**Goal**
Write out the listing below again, precisely as it is given.
--- Begin Material shown ---
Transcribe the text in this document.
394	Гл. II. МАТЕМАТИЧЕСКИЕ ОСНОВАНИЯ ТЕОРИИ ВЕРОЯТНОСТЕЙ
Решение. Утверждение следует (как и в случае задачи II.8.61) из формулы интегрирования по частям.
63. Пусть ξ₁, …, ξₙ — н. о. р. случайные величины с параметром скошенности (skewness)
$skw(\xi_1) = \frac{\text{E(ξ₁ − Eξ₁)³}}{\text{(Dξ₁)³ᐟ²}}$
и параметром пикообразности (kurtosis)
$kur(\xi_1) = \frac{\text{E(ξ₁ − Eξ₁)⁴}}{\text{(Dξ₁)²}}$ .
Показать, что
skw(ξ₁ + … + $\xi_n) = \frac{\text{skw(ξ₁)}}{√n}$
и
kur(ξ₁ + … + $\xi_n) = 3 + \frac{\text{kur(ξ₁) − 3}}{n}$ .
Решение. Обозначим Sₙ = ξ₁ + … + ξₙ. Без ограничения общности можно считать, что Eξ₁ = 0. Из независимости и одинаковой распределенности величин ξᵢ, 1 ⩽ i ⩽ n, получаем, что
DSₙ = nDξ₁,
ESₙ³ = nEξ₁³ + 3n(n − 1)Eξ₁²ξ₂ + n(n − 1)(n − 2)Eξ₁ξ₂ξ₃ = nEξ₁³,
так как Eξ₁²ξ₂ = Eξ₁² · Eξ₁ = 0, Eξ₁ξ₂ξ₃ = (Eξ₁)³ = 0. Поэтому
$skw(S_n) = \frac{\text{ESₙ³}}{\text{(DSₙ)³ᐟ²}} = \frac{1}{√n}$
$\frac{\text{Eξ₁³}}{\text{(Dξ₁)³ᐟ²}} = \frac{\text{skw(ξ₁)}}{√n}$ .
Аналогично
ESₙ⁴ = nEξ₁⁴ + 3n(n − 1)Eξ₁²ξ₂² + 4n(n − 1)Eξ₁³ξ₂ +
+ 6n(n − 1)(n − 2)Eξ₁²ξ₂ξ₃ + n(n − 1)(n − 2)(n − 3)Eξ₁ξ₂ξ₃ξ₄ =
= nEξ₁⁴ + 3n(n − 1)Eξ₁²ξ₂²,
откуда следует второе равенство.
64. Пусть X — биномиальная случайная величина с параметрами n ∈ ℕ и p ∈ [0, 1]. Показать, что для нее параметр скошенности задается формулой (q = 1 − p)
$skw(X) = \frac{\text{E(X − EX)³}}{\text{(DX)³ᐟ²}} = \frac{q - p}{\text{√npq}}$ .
--- End Material shown ---
**Complete response**
Transcribe the text in this document.
394	Гл. II. МАТЕМАТИЧЕСКИЕ ОСНОВАНИЯ ТЕОРИИ ВЕРОЯТНОСТЕЙ
Решение. Утверждение следует (как и в случае задачи II.8.61) из формулы интегрирования по частям.
63. Пусть ξ₁, …, ξₙ — н. о. р. случайные величины с параметром скошенности (skewness)
$skw(\xi_1) = \frac{\text{E(ξ₁ − Eξ₁)³}}{\text{(Dξ₁)³ᐟ²}}$
и параметром пикообразности (kurtosis)
$kur(\xi_1) = \frac{\text{E(ξ₁ − Eξ₁)⁴}}{\text{(Dξ₁)²}}$ .
Показать, что
skw(ξ₁ + … + $\xi_n) = \frac{\text{skw(ξ₁)}}{√n}$
и
kur(ξ₁ + … + $\xi_n) = 3 + \frac{\text{kur(ξ₁) − 3}}{n}$ .
Решение. Обозначим Sₙ = ξ₁ + … + ξₙ. Без ограничения общности можно считать, что Eξ₁ = 0. Из независимости и одинаковой распределенности величин ξᵢ, 1 ⩽ i ⩽ n, получаем, что
DSₙ = nDξ₁,
ESₙ³ = nEξ₁³ + 3n(n − 1)Eξ₁²ξ₂ + n(n − 1)(n − 2)Eξ₁ξ₂ξ₃ = nEξ₁³,
так как Eξ₁²ξ₂ = Eξ₁² · Eξ₁ = 0, Eξ₁ξ₂ξ₃ = (Eξ₁)³ = 0. Поэтому
$skw(S_n) = \frac{\text{ESₙ³}}{\text{(DSₙ)³ᐟ²}} = \frac{1}{√n}$
$\frac{\text{Eξ₁³}}{\text{(Dξ₁)³ᐟ²}} = \frac{\text{skw(ξ₁)}}{√n}$ .
Аналогично
ESₙ⁴ = nEξ₁⁴ + 3n(n − 1)Eξ₁²ξ₂² + 4n(n − 1)Eξ₁³ξ₂ +
+ 6n(n − 1)(n − 2)Eξ₁²ξ₂ξ₃ + n(n − 1)(n − 2)(n − 3)Eξ₁ξ₂ξ₃ξ₄ =
= nEξ₁⁴ + 3n(n − 1)Eξ₁²ξ₂²,
откуда следует второе равенство.
64. Пусть X — биномиальная случайная величина с параметрами n ∈ ℕ и p ∈ [0, 1]. Показать, что для нее параметр скошенности задается формулой (q = 1 − p)
$skw(X) = \frac{\text{E(X − EX)³}}{\text{(DX)³ᐟ²}} = \frac{q - p}{\text{√npq}}$ .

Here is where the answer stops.